* _Directions_: How many of the lines that follow contain the word "development"? Give only the number.

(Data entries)
** Start **

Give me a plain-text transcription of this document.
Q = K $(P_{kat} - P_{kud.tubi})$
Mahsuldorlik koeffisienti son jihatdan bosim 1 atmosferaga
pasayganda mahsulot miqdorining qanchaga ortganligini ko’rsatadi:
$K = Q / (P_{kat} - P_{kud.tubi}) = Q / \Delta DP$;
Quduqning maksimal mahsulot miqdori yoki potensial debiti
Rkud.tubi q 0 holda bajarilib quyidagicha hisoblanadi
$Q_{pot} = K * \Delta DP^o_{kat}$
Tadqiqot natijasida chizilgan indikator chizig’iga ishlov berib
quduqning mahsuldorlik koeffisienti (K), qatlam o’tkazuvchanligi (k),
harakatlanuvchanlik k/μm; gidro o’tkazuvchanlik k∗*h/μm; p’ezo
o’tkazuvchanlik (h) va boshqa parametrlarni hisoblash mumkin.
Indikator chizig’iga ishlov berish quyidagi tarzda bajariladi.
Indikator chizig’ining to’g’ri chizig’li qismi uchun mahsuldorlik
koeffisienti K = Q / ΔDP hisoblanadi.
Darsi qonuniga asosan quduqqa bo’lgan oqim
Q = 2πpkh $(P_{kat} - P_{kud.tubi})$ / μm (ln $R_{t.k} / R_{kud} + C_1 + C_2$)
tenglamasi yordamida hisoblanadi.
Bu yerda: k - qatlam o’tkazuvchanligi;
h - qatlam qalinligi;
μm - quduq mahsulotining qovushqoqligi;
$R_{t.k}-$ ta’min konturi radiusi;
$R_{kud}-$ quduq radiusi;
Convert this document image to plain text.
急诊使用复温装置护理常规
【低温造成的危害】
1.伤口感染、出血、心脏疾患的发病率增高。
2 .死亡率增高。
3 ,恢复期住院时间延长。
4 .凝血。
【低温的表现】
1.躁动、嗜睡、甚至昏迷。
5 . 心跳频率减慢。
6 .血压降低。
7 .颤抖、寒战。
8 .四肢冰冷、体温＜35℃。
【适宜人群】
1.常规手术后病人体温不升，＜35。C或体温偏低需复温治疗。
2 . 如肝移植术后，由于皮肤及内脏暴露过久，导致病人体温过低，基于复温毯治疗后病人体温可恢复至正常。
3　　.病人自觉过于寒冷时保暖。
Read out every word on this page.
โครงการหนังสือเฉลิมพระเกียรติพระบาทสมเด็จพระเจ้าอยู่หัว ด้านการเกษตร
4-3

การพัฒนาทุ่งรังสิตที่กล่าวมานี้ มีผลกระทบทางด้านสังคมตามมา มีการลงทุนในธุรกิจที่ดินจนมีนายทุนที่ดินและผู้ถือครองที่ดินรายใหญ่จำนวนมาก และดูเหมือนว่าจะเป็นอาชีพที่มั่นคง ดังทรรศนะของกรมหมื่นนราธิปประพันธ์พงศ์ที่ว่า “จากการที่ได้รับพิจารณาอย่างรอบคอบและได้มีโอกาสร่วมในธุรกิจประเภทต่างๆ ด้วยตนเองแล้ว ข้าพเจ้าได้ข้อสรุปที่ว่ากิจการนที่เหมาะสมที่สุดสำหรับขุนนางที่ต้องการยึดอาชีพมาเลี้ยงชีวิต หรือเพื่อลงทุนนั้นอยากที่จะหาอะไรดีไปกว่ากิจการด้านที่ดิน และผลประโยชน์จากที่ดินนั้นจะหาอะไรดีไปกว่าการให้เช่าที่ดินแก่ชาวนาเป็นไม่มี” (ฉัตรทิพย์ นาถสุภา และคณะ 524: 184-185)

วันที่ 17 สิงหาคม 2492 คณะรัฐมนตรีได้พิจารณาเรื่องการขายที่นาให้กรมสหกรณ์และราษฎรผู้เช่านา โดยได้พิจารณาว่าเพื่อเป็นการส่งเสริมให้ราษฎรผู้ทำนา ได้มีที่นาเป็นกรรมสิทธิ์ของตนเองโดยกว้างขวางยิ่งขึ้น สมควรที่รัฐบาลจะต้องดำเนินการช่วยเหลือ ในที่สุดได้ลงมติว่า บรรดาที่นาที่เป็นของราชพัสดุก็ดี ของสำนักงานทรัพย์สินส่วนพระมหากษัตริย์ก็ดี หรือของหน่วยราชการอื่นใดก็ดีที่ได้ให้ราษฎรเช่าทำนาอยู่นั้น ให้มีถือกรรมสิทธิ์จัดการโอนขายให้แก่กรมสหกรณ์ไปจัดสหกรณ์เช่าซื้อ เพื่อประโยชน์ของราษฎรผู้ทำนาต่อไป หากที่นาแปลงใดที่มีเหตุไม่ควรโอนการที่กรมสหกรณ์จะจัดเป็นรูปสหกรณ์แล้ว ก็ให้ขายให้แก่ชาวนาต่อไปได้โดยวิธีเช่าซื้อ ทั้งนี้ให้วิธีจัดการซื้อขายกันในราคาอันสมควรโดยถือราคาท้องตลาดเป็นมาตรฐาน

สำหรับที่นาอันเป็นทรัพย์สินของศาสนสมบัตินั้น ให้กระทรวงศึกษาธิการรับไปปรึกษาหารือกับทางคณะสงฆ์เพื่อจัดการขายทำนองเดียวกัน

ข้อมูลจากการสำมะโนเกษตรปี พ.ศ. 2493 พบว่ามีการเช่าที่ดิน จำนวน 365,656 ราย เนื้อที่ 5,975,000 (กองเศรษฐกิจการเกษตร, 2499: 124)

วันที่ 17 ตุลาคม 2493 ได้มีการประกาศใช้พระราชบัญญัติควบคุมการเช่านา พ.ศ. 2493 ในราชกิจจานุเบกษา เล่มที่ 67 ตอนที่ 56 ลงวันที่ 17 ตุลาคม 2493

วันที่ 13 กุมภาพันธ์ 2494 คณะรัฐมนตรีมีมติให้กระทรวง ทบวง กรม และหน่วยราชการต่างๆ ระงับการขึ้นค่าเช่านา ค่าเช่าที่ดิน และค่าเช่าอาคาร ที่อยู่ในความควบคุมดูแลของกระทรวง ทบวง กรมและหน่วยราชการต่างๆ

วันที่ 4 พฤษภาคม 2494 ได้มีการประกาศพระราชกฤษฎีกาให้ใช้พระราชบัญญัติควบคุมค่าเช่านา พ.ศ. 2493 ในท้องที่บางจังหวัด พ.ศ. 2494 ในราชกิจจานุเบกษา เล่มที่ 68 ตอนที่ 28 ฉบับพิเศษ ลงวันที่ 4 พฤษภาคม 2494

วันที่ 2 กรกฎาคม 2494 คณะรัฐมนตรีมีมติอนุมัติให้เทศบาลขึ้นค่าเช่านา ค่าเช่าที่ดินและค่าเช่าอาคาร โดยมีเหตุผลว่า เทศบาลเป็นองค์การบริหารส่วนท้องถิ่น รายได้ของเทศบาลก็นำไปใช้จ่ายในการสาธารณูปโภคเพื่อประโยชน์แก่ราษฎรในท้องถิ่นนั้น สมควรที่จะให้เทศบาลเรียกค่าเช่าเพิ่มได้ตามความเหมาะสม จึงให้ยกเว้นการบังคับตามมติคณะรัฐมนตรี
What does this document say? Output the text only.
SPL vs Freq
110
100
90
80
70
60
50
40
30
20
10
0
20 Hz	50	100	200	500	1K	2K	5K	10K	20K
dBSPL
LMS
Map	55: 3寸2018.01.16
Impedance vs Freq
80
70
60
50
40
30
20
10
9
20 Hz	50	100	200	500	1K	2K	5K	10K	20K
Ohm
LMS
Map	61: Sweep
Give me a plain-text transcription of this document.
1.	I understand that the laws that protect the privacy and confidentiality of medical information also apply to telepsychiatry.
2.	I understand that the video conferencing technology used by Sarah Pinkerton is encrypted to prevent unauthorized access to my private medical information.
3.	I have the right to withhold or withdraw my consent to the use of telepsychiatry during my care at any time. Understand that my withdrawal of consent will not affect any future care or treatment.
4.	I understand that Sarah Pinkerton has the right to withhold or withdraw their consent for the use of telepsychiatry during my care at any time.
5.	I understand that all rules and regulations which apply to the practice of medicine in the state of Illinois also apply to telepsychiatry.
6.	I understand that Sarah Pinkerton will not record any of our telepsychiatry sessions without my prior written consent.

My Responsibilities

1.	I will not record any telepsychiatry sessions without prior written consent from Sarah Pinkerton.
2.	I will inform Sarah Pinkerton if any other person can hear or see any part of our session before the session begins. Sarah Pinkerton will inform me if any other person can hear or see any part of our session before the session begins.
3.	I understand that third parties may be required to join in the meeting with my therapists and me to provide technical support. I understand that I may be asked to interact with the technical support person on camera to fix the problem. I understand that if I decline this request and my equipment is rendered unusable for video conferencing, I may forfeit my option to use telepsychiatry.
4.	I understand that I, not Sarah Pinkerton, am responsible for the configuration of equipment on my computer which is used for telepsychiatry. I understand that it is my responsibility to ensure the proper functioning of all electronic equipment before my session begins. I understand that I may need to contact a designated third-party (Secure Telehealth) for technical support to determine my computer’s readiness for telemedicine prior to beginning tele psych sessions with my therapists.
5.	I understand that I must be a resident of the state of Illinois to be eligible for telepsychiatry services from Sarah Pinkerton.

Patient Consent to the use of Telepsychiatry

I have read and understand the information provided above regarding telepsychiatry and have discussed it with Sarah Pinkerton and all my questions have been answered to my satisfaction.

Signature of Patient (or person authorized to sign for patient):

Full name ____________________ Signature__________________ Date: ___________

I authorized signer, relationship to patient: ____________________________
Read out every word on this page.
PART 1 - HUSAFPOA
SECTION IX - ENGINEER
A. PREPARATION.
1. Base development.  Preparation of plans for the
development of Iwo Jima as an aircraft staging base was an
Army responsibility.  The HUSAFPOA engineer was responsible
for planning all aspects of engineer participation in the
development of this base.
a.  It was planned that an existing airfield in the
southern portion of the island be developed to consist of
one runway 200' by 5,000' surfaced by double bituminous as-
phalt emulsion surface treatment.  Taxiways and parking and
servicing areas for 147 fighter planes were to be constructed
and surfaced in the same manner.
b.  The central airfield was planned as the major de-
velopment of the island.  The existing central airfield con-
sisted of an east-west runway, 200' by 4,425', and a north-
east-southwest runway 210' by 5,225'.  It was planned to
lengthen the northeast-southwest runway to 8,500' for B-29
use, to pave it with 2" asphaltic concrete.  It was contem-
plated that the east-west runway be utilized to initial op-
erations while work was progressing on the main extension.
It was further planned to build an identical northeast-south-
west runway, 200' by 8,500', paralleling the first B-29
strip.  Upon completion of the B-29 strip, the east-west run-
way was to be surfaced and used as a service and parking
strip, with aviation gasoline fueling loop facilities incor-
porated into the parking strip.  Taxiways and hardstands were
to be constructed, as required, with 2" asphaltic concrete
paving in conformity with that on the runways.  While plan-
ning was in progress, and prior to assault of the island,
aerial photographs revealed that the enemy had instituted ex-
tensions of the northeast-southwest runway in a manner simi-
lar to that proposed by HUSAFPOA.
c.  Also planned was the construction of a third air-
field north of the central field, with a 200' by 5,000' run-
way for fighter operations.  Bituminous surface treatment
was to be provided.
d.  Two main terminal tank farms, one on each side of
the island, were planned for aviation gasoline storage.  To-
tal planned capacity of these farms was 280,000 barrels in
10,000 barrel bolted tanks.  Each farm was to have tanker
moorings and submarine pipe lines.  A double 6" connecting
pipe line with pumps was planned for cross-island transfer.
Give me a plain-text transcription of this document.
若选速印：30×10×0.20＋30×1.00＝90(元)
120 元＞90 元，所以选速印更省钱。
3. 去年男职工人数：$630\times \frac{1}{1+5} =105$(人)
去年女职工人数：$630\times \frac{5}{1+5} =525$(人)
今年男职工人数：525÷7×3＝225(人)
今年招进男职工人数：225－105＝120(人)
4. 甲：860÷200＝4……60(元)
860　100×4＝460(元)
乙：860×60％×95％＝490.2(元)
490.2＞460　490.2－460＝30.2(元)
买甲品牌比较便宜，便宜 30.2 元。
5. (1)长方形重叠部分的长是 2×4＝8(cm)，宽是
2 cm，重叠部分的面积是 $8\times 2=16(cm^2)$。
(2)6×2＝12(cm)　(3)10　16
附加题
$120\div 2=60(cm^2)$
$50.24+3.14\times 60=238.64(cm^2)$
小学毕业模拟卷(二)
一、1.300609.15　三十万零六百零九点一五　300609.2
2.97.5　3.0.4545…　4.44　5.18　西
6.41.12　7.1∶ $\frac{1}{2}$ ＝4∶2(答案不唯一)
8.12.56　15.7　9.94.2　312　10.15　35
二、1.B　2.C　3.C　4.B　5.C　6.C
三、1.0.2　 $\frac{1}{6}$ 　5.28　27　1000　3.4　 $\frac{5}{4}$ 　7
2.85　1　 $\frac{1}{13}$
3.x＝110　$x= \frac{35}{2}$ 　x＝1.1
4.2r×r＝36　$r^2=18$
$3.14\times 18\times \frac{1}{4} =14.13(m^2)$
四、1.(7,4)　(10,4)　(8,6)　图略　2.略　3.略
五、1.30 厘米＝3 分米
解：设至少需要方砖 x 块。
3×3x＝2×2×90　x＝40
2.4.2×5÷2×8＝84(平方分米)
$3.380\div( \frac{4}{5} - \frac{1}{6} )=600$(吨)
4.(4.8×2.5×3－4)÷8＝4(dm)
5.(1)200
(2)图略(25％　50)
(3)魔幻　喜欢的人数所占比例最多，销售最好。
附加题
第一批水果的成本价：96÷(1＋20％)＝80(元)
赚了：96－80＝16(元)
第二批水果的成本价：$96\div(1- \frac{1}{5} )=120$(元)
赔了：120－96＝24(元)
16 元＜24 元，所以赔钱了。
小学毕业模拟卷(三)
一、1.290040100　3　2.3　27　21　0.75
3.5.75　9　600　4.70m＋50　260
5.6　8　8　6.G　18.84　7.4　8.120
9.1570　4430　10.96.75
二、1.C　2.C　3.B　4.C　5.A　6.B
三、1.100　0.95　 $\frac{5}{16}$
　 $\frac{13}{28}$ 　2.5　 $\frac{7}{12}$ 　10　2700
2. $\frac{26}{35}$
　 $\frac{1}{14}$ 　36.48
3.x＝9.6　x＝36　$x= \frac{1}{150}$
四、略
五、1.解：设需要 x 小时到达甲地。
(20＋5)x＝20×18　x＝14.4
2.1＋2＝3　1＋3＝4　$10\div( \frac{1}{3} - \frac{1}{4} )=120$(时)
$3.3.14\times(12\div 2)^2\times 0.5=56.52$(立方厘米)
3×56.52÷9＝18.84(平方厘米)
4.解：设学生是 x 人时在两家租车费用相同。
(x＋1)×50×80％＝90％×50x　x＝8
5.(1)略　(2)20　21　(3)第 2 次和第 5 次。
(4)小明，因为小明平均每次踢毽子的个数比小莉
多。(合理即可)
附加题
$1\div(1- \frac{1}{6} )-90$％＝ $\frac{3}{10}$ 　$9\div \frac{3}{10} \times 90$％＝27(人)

** End **

* _Finished exercise_: 3